-- Start of Materials provided --

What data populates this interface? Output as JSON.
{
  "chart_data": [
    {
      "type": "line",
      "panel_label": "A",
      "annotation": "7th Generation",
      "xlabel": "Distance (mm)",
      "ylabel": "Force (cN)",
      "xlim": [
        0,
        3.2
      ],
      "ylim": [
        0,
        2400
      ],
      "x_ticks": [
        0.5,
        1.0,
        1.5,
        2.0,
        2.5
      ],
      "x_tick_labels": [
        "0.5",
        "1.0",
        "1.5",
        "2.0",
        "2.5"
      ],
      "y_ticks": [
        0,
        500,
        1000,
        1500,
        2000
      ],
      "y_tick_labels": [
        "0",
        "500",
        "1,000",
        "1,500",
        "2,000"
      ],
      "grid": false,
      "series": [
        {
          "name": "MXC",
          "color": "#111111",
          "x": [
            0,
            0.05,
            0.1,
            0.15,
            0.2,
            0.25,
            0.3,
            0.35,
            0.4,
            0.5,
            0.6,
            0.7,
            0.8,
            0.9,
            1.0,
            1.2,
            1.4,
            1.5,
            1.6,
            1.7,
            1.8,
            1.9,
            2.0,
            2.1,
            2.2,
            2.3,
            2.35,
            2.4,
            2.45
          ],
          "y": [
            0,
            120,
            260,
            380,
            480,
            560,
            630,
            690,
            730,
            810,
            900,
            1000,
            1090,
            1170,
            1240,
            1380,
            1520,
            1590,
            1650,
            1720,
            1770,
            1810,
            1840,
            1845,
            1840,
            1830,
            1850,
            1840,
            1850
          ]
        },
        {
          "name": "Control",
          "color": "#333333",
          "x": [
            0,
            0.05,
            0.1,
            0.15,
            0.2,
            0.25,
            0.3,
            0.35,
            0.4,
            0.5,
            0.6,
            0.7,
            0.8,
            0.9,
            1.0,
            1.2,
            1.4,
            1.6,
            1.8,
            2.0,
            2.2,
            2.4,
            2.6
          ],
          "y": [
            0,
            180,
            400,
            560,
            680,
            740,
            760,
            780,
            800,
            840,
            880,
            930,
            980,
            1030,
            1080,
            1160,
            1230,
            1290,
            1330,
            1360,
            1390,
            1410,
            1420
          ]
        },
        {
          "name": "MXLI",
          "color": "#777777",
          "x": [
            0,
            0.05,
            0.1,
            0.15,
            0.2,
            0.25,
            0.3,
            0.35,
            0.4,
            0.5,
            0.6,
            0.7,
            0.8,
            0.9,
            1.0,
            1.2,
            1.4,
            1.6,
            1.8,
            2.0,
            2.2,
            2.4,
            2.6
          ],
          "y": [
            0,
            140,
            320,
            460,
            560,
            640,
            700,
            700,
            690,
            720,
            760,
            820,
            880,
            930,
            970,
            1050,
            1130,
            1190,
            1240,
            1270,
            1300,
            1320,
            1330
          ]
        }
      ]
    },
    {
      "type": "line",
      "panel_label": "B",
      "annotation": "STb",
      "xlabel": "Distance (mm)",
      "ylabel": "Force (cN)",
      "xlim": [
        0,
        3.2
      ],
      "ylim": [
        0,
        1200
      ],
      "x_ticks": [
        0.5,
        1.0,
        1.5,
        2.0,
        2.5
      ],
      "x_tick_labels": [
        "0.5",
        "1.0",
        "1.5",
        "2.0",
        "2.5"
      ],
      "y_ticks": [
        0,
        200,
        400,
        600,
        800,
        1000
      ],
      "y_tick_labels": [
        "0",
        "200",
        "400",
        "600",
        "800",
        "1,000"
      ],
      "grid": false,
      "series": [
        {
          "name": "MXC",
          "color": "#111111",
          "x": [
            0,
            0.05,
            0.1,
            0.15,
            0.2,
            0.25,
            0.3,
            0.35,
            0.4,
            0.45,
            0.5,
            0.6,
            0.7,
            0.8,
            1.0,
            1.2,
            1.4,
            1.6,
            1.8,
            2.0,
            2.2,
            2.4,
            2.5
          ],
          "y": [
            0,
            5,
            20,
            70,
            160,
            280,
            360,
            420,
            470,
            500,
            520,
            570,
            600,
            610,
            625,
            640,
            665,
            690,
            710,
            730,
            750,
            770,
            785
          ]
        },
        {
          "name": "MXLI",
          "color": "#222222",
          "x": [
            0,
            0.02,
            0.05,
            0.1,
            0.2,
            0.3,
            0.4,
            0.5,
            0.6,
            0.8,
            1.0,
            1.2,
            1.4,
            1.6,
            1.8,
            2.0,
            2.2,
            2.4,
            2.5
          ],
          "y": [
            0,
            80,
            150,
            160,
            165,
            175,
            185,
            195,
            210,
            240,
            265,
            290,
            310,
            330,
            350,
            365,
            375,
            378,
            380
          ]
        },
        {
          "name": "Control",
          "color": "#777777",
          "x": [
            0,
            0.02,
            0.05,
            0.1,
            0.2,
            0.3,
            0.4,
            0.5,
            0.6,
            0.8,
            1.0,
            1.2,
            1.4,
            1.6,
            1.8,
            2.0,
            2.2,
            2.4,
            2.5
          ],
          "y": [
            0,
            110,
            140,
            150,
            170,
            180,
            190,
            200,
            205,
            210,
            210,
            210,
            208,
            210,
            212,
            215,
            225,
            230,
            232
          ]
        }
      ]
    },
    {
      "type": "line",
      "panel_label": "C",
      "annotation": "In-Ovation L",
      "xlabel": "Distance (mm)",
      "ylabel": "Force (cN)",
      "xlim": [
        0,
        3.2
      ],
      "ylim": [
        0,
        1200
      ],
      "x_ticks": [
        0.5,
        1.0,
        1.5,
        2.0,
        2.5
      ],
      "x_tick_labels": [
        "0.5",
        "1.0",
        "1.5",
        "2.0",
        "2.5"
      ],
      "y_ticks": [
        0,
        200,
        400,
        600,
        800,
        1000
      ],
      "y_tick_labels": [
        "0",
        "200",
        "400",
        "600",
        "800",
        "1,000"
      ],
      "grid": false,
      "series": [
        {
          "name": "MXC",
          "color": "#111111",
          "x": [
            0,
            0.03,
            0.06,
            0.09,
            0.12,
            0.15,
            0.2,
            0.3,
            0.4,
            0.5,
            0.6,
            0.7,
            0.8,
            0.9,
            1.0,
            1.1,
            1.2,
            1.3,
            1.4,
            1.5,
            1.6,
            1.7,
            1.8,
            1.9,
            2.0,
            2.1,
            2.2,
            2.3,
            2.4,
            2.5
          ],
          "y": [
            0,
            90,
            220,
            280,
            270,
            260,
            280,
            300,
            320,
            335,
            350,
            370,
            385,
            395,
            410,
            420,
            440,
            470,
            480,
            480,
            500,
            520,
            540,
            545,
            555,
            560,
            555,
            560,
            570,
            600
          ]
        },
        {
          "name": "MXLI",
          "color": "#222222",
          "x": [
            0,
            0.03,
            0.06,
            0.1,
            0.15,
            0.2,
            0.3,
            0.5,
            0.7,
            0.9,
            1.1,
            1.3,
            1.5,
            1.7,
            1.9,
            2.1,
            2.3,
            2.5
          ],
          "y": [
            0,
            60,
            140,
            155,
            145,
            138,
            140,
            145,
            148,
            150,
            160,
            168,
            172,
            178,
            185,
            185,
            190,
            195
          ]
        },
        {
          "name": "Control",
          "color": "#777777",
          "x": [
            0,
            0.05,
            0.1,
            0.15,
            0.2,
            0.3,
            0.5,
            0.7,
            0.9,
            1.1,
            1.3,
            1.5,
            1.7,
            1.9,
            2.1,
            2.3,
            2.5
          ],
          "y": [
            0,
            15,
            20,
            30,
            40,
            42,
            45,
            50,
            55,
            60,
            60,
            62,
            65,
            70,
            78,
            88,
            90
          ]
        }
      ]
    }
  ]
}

-- End of Materials provided --

■ Objective: Repeat each of the entries above precisely as given.

■ The reply:
What data populates this interface? Output as JSON.
{
  "chart_data": [
    {
      "type": "line",
      "panel_label": "A",
      "annotation": "7th Generation",
      "xlabel": "Distance (mm)",
      "ylabel": "Force (cN)",
      "xlim": [
        0,
        3.2
      ],
      "ylim": [
        0,
        2400
      ],
      "x_ticks": [
        0.5,
        1.0,
        1.5,
        2.0,
        2.5
      ],
      "x_tick_labels": [
        "0.5",
        "1.0",
        "1.5",
        "2.0",
        "2.5"
      ],
      "y_ticks": [
        0,
        500,
        1000,
        1500,
        2000
      ],
      "y_tick_labels": [
        "0",
        "500",
        "1,000",
        "1,500",
        "2,000"
      ],
      "grid": false,
      "series": [
        {
          "name": "MXC",
          "color": "#111111",
          "x": [
            0,
            0.05,
            0.1,
            0.15,
            0.2,
            0.25,
            0.3,
            0.35,
            0.4,
            0.5,
            0.6,
            0.7,
            0.8,
            0.9,
            1.0,
            1.2,
            1.4,
            1.5,
            1.6,
            1.7,
            1.8,
            1.9,
            2.0,
            2.1,
            2.2,
            2.3,
            2.35,
            2.4,
            2.45
          ],
          "y": [
            0,
            120,
            260,
            380,
            480,
            560,
            630,
            690,
            730,
            810,
            900,
            1000,
            1090,
            1170,
            1240,
            1380,
            1520,
            1590,
            1650,
            1720,
            1770,
            1810,
            1840,
            1845,
            1840,
            1830,
            1850,
            1840,
            1850
          ]
        },
        {
          "name": "Control",
          "color": "#333333",
          "x": [
            0,
            0.05,
            0.1,
            0.15,
            0.2,
            0.25,
            0.3,
            0.35,
            0.4,
            0.5,
            0.6,
            0.7,
            0.8,
            0.9,
            1.0,
            1.2,
            1.4,
            1.6,
            1.8,
            2.0,
            2.2,
            2.4,
            2.6
          ],
          "y": [
            0,
            180,
            400,
            560,
            680,
            740,
            760,
            780,
            800,
            840,
            880,
            930,
            980,
            1030,
            1080,
            1160,
            1230,
            1290,
            1330,
            1360,
            1390,
            1410,
            1420
          ]
        },
        {
          "name": "MXLI",
          "color": "#777777",
          "x": [
            0,
            0.05,
            0.1,
            0.15,
            0.2,
            0.25,
            0.3,
            0.35,
            0.4,
            0.5,
            0.6,
            0.7,
            0.8,
            0.9,
            1.0,
            1.2,
            1.4,
            1.6,
            1.8,
            2.0,
            2.2,
            2.4,
            2.6
          ],
          "y": [
            0,
            140,
            320,
            460,
            560,
            640,
            700,
            700,
            690,
            720,
            760,
            820,
            880,
            930,
            970,
            1050,
            1130,
            1190,
            1240,
            1270,
            1300,
            1320,
            1330
          ]
        }
      ]
    },
    {
      "type": "line",
      "panel_label": "B",
      "annotation": "STb",
      "xlabel": "Distance (mm)",
      "ylabel": "Force (cN)",
      "xlim": [
        0,
        3.2
      ],
      "ylim": [
        0,
        1200
      ],
      "x_ticks": [
        0.5,
        1.0,
        1.5,
        2.0,
        2.5
      ],
      "x_tick_labels": [
        "0.5",
        "1.0",
        "1.5",
        "2.0",
        "2.5"
      ],
      "y_ticks": [
        0,
        200,
        400,
        600,
        800,
        1000
      ],
      "y_tick_labels": [
        "0",
        "200",
        "400",
        "600",
        "800",
        "1,000"
      ],
      "grid": false,
      "series": [
        {
          "name": "MXC",
          "color": "#111111",
          "x": [
            0,
            0.05,
            0.1,
            0.15,
            0.2,
            0.25,
            0.3,
            0.35,
            0.4,
            0.45,
            0.5,
            0.6,
            0.7,
            0.8,
            1.0,
            1.2,
            1.4,
            1.6,
            1.8,
            2.0,
            2.2,
            2.4,
            2.5
          ],
          "y": [
            0,
            5,
            20,
            70,
            160,
            280,
            360,
            420,
            470,
            500,
            520,
            570,
            600,
            610,
            625,
            640,
            665,
            690,
            710,
            730,
            750,
            770,
            785
          ]
        },
        {
          "name": "MXLI",
          "color": "#222222",
          "x": [
            0,
            0.02,
            0.05,
            0.1,
            0.2,
            0.3,
            0.4,
            0.5,
            0.6,
            0.8,
            1.0,
            1.2,
            1.4,
            1.6,
            1.8,
            2.0,
            2.2,
            2.4,
            2.5
          ],
          "y": [
            0,
            80,
            150,
            160,
            165,
            175,
            185,
            195,
            210,
            240,
            265,
            290,
            310,
            330,
            350,
            365,
            375,
            378,
            380
          ]
        },
        {
          "name": "Control",
          "color": "#777777",
          "x": [
            0,
            0.02,
            0.05,
            0.1,
            0.2,
            0.3,
            0.4,
            0.5,
            0.6,
            0.8,
            1.0,
            1.2,
            1.4,
            1.6,
            1.8,
            2.0,
            2.2,
            2.4,
            2.5
          ],
          "y": [
            0,
            110,
            140,
            150,
            170,
            180,
            190,
            200,
            205,
            210,
            210,
            210,
            208,
            210,
            212,
            215,
            225,
            230,
            232
          ]
        }
      ]
    },
    {
      "type": "line",
      "panel_label": "C",
      "annotation": "In-Ovation L",
      "xlabel": "Distance (mm)",
      "ylabel": "Force (cN)",
      "xlim": [
        0,
        3.2
      ],
      "ylim": [
        0,
        1200
      ],
      "x_ticks": [
        0.5,
        1.0,
        1.5,
        2.0,
        2.5
      ],
      "x_tick_labels": [
        "0.5",
        "1.0",
        "1.5",
        "2.0",
        "2.5"
      ],
      "y_ticks": [
        0,
        200,
        400,
        600,
        800,
        1000
      ],
      "y_tick_labels": [
        "0",
        "200",
        "400",
        "600",
        "800",
        "1,000"
      ],
      "grid": false,
      "series": [
        {
          "name": "MXC",
          "color": "#111111",
          "x": [
            0,
            0.03,
            0.06,
            0.09,
            0.12,
            0.15,
            0.2,
            0.3,
            0.4,
            0.5,
            0.6,
            0.7,
            0.8,
            0.9,
            1.0,
            1.1,
            1.2,
            1.3,
            1.4,
            1.5,
            1.6,
            1.7,
            1.8,
            1.9,
            2.0,
            2.1,
            2.2,
            2.3,
            2.4,
            2.5
          ],
          "y": [
            0,
            90,
            220,
            280,
            270,
            260,
            280,
            300,
            320,
            335,
            350,
            370,
            385,
            395,
            410,
            420,
            440,
            470,
            480,
            480,
            500,
            520,
            540,
            545,
            555,
            560,
            555,
            560,
            570,
            600
          ]
        },
        {
          "name": "MXLI",
          "color": "#222222",
          "x": [
            0,
            0.03,
            0.06,
            0.1,
            0.15,
            0.2,
            0.3,
            0.5,
            0.7,
            0.9,
            1.1,
            1.3,
            1.5,
            1.7,
            1.9,
            2.1,
            2.3,
            2.5
          ],
          "y": [
            0,
            60,
            140,
            155,
            145,
            138,
            140,
            145,
            148,
            150,
            160,
            168,
            172,
            178,
            185,
            185,
            190,
            195
          ]
        },
        {
          "name": "Control",
          "color": "#777777",
          "x": [
            0,
            0.05,
            0.1,
            0.15,
            0.2,
            0.3,
            0.5,
            0.7,
            0.9,
            1.1,
            1.3,
            1.5,
            1.7,
            1.9,
            2.1,
            2.3,
            2.5
          ],
          "y": [
            0,
            15,
            20,
            30,
            40,
            42,
            45,
            50,
            55,
            60,
            60,
            62,
            65,
            70,
            78,
            88,
            90
          ]
        }
      ]
    }
  ]
}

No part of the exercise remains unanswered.